Thread: Configurable Penalty Costs for Levenshtein

Configurable Penalty Costs for Levenshtein

From
Volkan YAZICI
Date:
Hi,

Following patch implements configurable penalty costs for levenshtein
distance metric in fuzzystrmatch contrib module.

It doesn't introduce any compatibility issues. Just implements

  levenshtein(text,text,int,int,int)

function on top of fuzzystrmatch.c:levenshtein_internal(). At the
same time, levenshtein(text,text) becomes just a wrapper for
levenshtein(text,text,1,1,1) call.

BTW, in current CVS tip

  if (cols/rows == 0) ...

checks in fuzzyztrmatch.c:levenshtein() never fail because of

  cols/rows = strlen(...) + 1;

FYI.


Regards.
? contrib/fuzzystrmatch/fuzzystrmatch.sql
? contrib/fuzzystrmatch/libfuzzystrmatch.so.0.0
Index: contrib/fuzzystrmatch/README.fuzzystrmatch
===================================================================
RCS file: /projects/cvsroot/pgsql/contrib/fuzzystrmatch/README.fuzzystrmatch,v
retrieving revision 1.10
diff -c -r1.10 README.fuzzystrmatch
*** contrib/fuzzystrmatch/README.fuzzystrmatch    5 Jan 2007 22:19:17 -0000    1.10
--- contrib/fuzzystrmatch/README.fuzzystrmatch    17 Oct 2007 13:58:09 -0000
***************
*** 14,19 ****
--- 14,20 ----
   * found at http://www.merriampark.com/ld.htm
   * Also looked at levenshtein.c in the PHP 4.0.6 distribution for
   * inspiration.
──────
Exercise instructions -
(a) In the Levenshtein patch thread, answer these questions:
(i) Which contrib module does the patch change?
(ii) Which call does levenshtein(text,text) become a wrapper for?
(iii) Which revision of README.fuzzystrmatch is the diff taken against?
(b) Can you carry the Levenshtein patch thread forward from the point where it stops?

Data provided -
──────
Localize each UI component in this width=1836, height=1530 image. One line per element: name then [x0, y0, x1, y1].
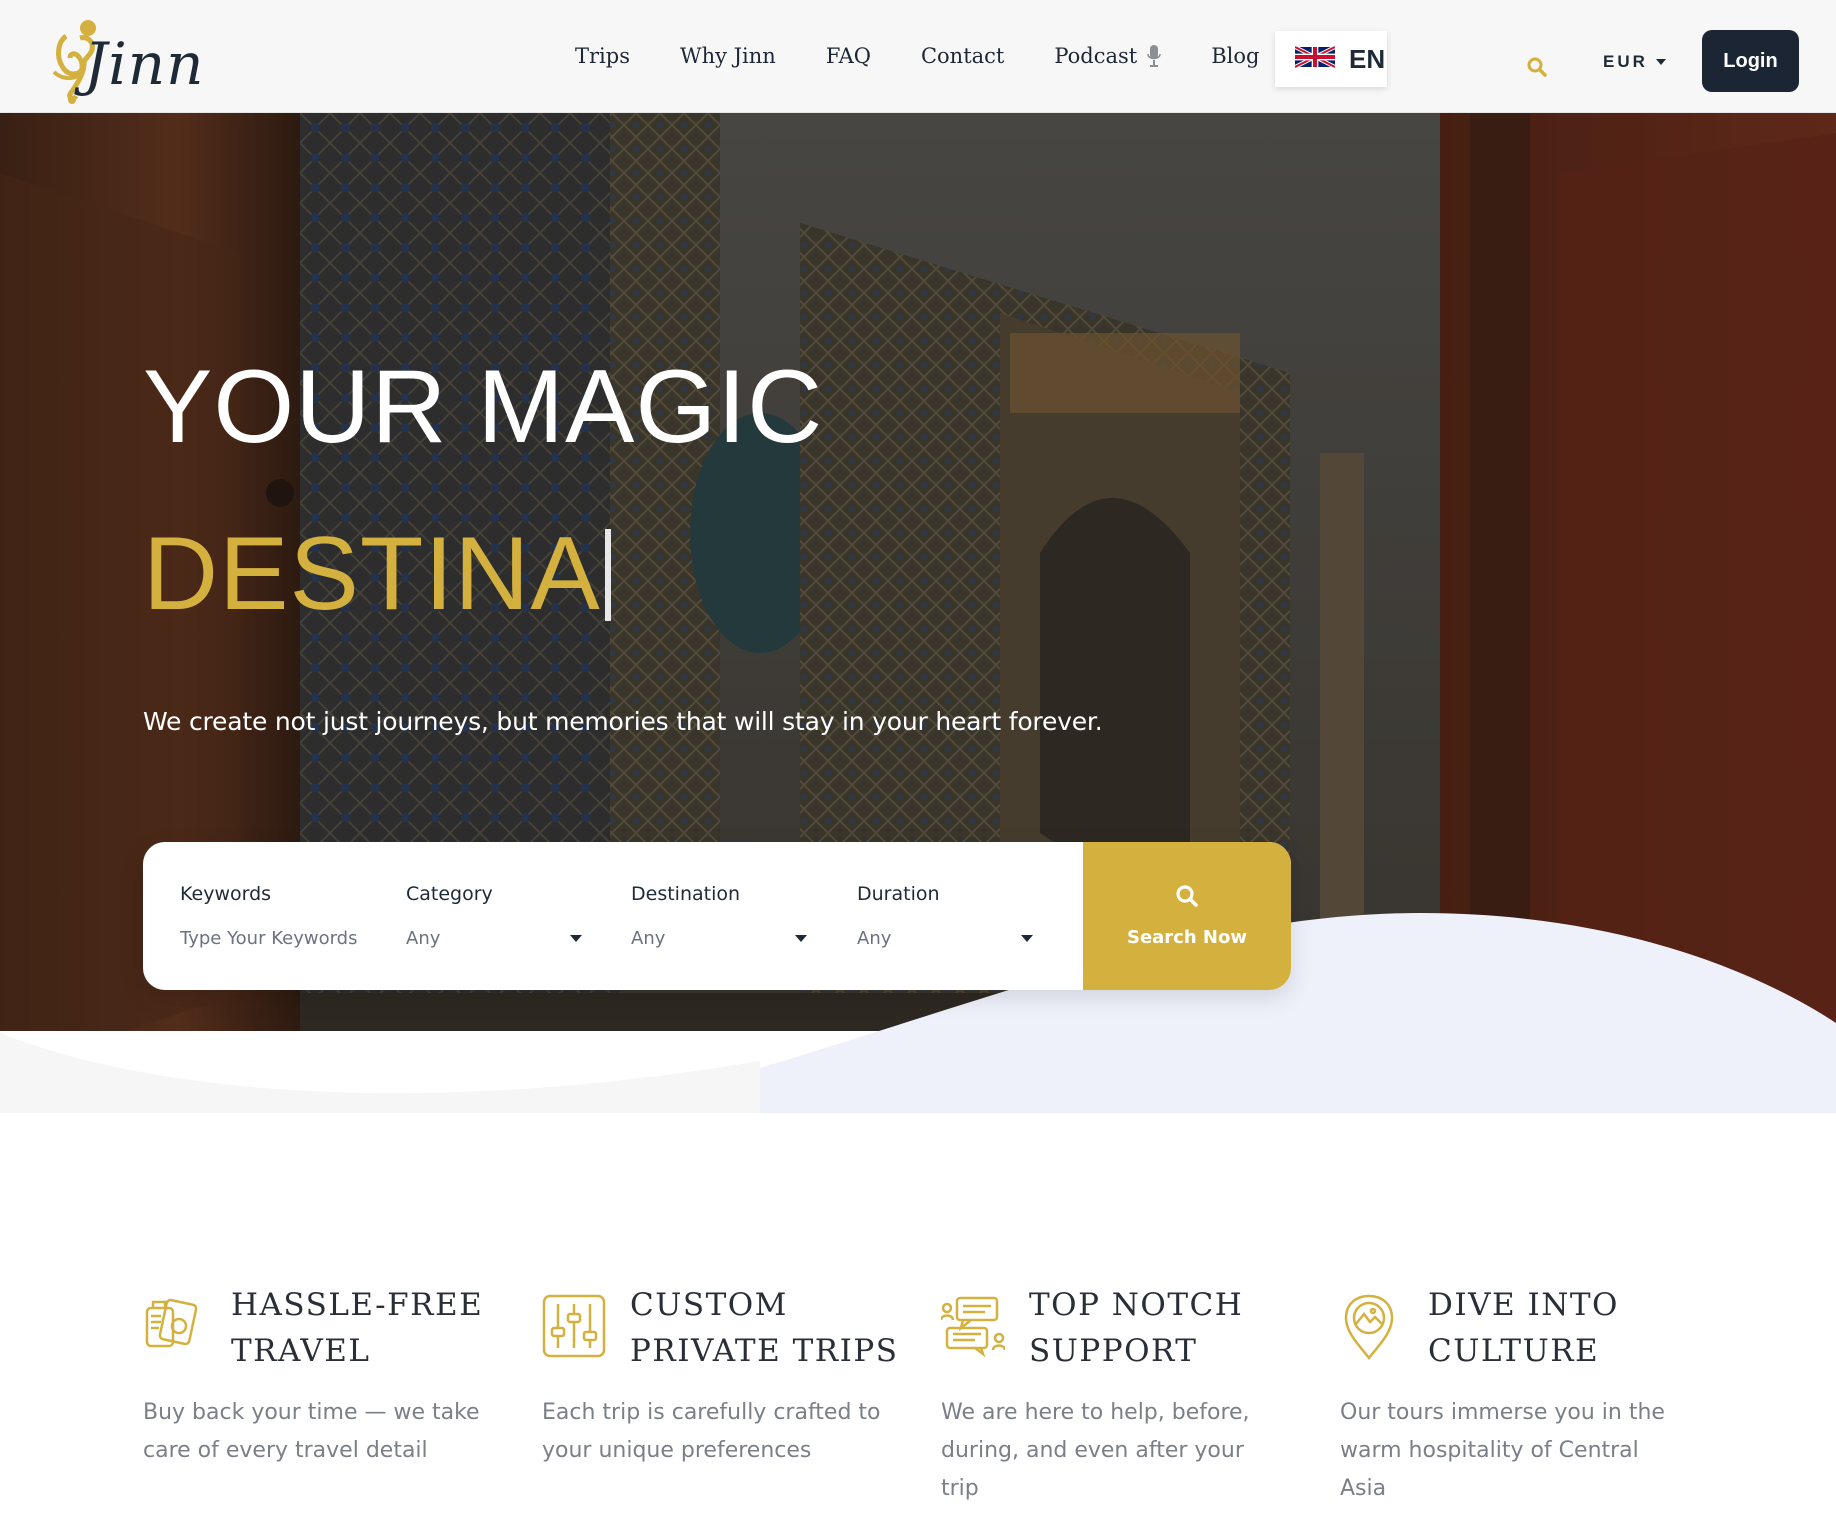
──────
Answers provided -
(a)
(i) fuzzystrmatch
(ii) levenshtein(text,text,1,1,1)
(iii) 1.10

(b)
+  * Configurable penalty costs extension is introduced by Volkan YAZICI.
   *
   * metaphone()
   * -----------
***************
*** 116,121 ****
--- 117,158 ----
  ==================================================================
  Name

+ levenshtein -- calculates levenshtein distance with respect
+                to specified costs.
+
+ Synopsis
+
+ levenshtein(text source, text target,
+             int insert_cost, int delete_cost, int substitution_cost)
+
+ Inputs
+
+   source
+     any text string, 255 characters max, NOT NULL
+
+   target
+     any text string, 255 characters max, NOT NULL
+
+   insert_cost
+     cost of extra inserted characters
+
+   delete_cost
+     cost of missing characters
+
+   substitution_cost
+     cost of character substitutions
+
+ Outputs
+
+   Returns int
+
+ Example usage
+
+   select levenshtein('GUMBO','GAMBOL', 1, 1, 3);
+
+ ==================================================================
+ Name
+
  metaphone -- calculates the metaphone code of an input string

  Synopsis
***************
*** 140,144 ****
    select metaphone('GUMBO',4);

  ==================================================================
! -- Joe Conway
!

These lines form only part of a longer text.